[Extracts from a graphics dataset]
::::::::::

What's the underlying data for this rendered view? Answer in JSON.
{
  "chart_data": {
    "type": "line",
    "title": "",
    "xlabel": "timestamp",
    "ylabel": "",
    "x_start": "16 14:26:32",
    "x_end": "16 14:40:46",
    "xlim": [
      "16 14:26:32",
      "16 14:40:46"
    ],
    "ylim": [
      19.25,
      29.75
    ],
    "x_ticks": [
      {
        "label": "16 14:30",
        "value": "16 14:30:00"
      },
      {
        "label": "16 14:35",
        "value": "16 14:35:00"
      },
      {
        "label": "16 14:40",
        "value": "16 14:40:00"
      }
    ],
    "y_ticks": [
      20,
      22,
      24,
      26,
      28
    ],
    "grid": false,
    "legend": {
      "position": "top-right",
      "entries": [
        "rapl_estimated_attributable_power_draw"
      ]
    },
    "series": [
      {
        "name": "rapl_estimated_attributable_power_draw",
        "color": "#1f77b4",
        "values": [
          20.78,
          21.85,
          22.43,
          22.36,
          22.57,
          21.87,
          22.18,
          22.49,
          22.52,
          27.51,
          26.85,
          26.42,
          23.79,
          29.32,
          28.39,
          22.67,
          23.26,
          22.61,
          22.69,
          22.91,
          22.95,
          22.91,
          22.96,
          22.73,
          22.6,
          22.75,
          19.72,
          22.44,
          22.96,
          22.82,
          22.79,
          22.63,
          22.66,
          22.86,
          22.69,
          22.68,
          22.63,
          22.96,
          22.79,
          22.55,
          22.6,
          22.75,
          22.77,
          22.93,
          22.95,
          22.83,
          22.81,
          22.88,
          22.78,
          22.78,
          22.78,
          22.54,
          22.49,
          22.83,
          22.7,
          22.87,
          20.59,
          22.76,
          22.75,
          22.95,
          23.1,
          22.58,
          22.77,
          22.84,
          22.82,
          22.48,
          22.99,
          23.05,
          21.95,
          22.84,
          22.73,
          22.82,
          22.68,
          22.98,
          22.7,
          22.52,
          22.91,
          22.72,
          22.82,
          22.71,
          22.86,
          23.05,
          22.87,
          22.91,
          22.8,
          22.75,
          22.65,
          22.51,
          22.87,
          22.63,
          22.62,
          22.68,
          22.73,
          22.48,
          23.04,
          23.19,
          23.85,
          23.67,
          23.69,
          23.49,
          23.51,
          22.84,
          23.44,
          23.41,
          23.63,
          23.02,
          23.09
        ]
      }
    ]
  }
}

::::::::::

EXERCISE REQUIREMENTS: Repeat the records exactly, including every line.

RESPONSE BELOW:
What's the underlying data for this rendered view? Answer in JSON.
{
  "chart_data": {
    "type": "line",
    "title": "",
    "xlabel": "timestamp",
    "ylabel": "",
    "x_start": "16 14:26:32",
    "x_end": "16 14:40:46",
    "xlim": [
      "16 14:26:32",
      "16 14:40:46"
    ],
    "ylim": [
      19.25,
      29.75
    ],
    "x_ticks": [
      {
        "label": "16 14:30",
        "value": "16 14:30:00"
      },
      {
        "label": "16 14:35",
        "value": "16 14:35:00"
      },
      {
        "label": "16 14:40",
        "value": "16 14:40:00"
      }
    ],
    "y_ticks": [
      20,
      22,
      24,
      26,
      28
    ],
    "grid": false,
    "legend": {
      "position": "top-right",
      "entries": [
        "rapl_estimated_attributable_power_draw"
      ]
    },
    "series": [
      {
        "name": "rapl_estimated_attributable_power_draw",
        "color": "#1f77b4",
        "values": [
          20.78,
          21.85,
          22.43,
          22.36,
          22.57,
          21.87,
          22.18,
          22.49,
          22.52,
          27.51,
          26.85,
          26.42,
          23.79,
          29.32,
          28.39,
          22.67,
          23.26,
          22.61,
          22.69,
          22.91,
          22.95,
          22.91,
          22.96,
          22.73,
          22.6,
          22.75,
          19.72,
          22.44,
          22.96,
          22.82,
          22.79,
          22.63,
          22.66,
          22.86,
          22.69,
          22.68,
          22.63,
          22.96,
          22.79,
          22.55,
          22.6,
          22.75,
          22.77,
          22.93,
          22.95,
          22.83,
          22.81,
          22.88,
          22.78,
          22.78,
          22.78,
          22.54,
          22.49,
          22.83,
          22.7,
          22.87,
          20.59,
          22.76,
          22.75,
          22.95,
          23.1,
          22.58,
          22.77,
          22.84,
          22.82,
          22.48,
          22.99,
          23.05,
          21.95,
          22.84,
          22.73,
          22.82,
          22.68,
          22.98,
          22.7,
          22.52,
          22.91,
          22.72,
          22.82,
          22.71,
          22.86,
          23.05,
          22.87,
          22.91,
          22.8,
          22.75,
          22.65,
          22.51,
          22.87,
          22.63,
          22.62,
          22.68,
          22.73,
          22.48,
          23.04,
          23.19,
          23.85,
          23.67,
          23.69,
          23.49,
          23.51,
          22.84,
          23.44,
          23.41,
          23.63,
          23.02,
          23.09
        ]
      }
    ]
  }
}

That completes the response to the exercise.